• **Short task A**: Copy the entries from their very first line through the line containing "point-label-count: 16807 (432, 318, 468, 333)", including both ends.

• **Text excerpt**:
** BEGIN **
There are three correct ways to filter sunlight for visual observation. There is white-light filtration with a properly fitted full-aperture filter, there is hydrogen-alpha observation with an integrated etalon-based system, and there is solar projection. There are no others.
Solar projection is the only technique that requires no filter on the instrument itself. It is also the only technique that should not be used with a telescope larger than about eighty millimetres of aperture, because the heat concentration at the eyepiece can damage the eyepiece and become a fire hazard.
For everyone else with an objective above eighty millimetres, and for many beneath, the question is which filter to use. Anselm Bauer has built his own filters for thirty years and recommends the practice. The reason is not primarily cost. It is quality control.
A homemade objective filter, properly built from the correct material, has known provenance. The amateur knows where the filter material came from, how it was handled, and what the cell does. A commercial filter sold by a reputable manufacturer is also safe, but the amateur cannot inspect the manufacturing process and must rely on the manufacturer's reputation.
Both approaches work. The homemade approach is what this article describes.
The only material Bauer recommends for the optical element is Baader AstroSolar Safety Film in the ND 5.0 visual density. It is manufactured by Baader Planetarium in Germany, available in A4 sheets for around thirty euros, and certified to ISO 12312-2 for direct solar observation.
Other films exist. Some are sold for solar work and may be safe. Some are sold for photographic work, with a lower visual density of ND 3.8, and are not safe for direct visual observation. The packaging is not always clear. The conservative practice is to buy only ND 5.0 visual film, only from Baader or an explicitly authorized reseller, and to discard anything from an uncertain source.
** END **
• **Short task B**: Write out the whole passage on filtering sunlight for observation, word for word.

• **Task data**:
** BEGIN **
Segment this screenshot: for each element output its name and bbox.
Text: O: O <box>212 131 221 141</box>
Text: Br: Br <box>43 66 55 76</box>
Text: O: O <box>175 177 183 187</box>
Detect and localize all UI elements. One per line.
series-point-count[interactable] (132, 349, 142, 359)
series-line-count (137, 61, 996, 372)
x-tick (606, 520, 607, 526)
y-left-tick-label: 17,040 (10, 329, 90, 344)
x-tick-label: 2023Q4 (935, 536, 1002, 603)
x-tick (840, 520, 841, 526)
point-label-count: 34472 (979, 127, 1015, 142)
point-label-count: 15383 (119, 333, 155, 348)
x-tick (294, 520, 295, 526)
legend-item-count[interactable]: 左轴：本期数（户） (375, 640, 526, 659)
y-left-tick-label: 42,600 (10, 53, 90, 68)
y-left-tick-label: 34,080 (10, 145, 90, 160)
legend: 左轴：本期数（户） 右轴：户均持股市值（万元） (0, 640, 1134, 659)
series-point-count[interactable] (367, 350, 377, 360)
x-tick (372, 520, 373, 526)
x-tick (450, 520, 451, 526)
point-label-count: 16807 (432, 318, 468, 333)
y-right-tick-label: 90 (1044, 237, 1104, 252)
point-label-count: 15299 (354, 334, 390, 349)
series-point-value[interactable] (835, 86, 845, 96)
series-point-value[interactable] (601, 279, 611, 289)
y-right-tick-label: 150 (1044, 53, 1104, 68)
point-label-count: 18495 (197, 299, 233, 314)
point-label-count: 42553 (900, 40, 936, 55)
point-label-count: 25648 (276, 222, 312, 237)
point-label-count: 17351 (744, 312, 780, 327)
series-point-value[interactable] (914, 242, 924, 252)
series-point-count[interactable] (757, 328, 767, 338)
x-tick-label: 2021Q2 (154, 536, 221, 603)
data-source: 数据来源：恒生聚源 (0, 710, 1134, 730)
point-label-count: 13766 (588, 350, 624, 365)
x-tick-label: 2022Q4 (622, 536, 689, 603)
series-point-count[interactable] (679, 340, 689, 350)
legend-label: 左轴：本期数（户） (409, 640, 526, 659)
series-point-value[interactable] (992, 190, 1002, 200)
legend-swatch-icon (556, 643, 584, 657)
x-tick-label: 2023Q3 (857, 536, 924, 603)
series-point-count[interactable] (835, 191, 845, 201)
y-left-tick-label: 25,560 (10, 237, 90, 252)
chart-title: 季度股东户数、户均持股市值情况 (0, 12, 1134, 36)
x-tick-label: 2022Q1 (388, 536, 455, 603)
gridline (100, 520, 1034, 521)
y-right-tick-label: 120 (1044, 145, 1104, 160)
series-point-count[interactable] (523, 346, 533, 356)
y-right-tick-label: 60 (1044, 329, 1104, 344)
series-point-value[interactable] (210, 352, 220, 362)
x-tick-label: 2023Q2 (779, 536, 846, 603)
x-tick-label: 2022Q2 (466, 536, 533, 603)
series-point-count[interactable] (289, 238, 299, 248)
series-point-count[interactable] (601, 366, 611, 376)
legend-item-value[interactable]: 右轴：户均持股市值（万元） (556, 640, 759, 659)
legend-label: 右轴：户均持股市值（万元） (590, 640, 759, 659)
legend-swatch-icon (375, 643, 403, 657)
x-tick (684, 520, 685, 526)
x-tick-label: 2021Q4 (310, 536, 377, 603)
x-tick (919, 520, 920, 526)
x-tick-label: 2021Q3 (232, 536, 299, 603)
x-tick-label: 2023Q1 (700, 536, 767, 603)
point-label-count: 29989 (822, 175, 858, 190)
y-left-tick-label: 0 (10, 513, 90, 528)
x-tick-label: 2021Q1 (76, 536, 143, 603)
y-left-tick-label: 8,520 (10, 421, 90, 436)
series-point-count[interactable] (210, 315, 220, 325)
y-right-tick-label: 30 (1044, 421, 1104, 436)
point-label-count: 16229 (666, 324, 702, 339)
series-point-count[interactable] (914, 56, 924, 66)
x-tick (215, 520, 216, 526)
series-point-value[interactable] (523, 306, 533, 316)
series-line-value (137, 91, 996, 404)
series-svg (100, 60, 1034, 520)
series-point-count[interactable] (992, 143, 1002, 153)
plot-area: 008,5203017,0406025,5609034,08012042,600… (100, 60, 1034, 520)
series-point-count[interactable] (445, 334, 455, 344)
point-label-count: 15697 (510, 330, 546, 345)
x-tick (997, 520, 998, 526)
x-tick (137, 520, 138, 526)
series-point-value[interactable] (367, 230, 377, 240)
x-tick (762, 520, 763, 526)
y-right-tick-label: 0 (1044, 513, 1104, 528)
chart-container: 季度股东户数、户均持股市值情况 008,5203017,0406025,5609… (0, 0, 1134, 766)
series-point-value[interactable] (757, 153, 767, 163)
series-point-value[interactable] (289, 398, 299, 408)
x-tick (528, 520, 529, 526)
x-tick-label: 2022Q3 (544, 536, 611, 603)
** END **
• **Exercise output A**:
Segment this screenshot: for each element output its name and bbox.
Text: O: O <box>212 131 221 141</box>
Text: Br: Br <box>43 66 55 76</box>
Text: O: O <box>175 177 183 187</box>
Detect and localize all UI elements. One per line.
series-point-count[interactable] (132, 349, 142, 359)
series-line-count (137, 61, 996, 372)
x-tick (606, 520, 607, 526)
y-left-tick-label: 17,040 (10, 329, 90, 344)
x-tick-label: 2023Q4 (935, 536, 1002, 603)
x-tick (840, 520, 841, 526)
point-label-count: 34472 (979, 127, 1015, 142)
point-label-count: 15383 (119, 333, 155, 348)
x-tick (294, 520, 295, 526)
legend-item-count[interactable]: 左轴：本期数（户） (375, 640, 526, 659)
y-left-tick-label: 42,600 (10, 53, 90, 68)
y-left-tick-label: 34,080 (10, 145, 90, 160)
legend: 左轴：本期数（户） 右轴：户均持股市值（万元） (0, 640, 1134, 659)
series-point-count[interactable] (367, 350, 377, 360)
x-tick (372, 520, 373, 526)
x-tick (450, 520, 451, 526)
point-label-count: 16807 (432, 318, 468, 333)

• **Exercise output B**:
There are three correct ways to filter sunlight for visual observation. There is white-light filtration with a properly fitted full-aperture filter, there is hydrogen-alpha observation with an integrated etalon-based system, and there is solar projection. There are no others.
Solar projection is the only technique that requires no filter on the instrument itself. It is also the only technique that should not be used with a telescope larger than about eighty millimetres of aperture, because the heat concentration at the eyepiece can damage the eyepiece and become a fire hazard.
For everyone else with an objective above eighty millimetres, and for many beneath, the question is which filter to use. Anselm Bauer has built his own filters for thirty years and recommends the practice. The reason is not primarily cost. It is quality control.
A homemade objective filter, properly built from the correct material, has known provenance. The amateur knows where the filter material came from, how it was handled, and what the cell does. A commercial filter sold by a reputable manufacturer is also safe, but the amateur cannot inspect the manufacturing process and must rely on the manufacturer's reputation.
Both approaches work. The homemade approach is what this article describes.
The only material Bauer recommends for the optical element is Baader AstroSolar Safety Film in the ND 5.0 visual density. It is manufactured by Baader Planetarium in Germany, available in A4 sheets for around thirty euros, and certified to ISO 12312-2 for direct solar observation.
Other films exist. Some are sold for solar work and may be safe. Some are sold for photographic work, with a lower visual density of ND 3.8, and are not safe for direct visual observation. The packaging is not always clear. The conservative practice is to buy only ND 5.0 visual film, only from Baader or an explicitly authorized reseller, and to discard anything from an uncertain source.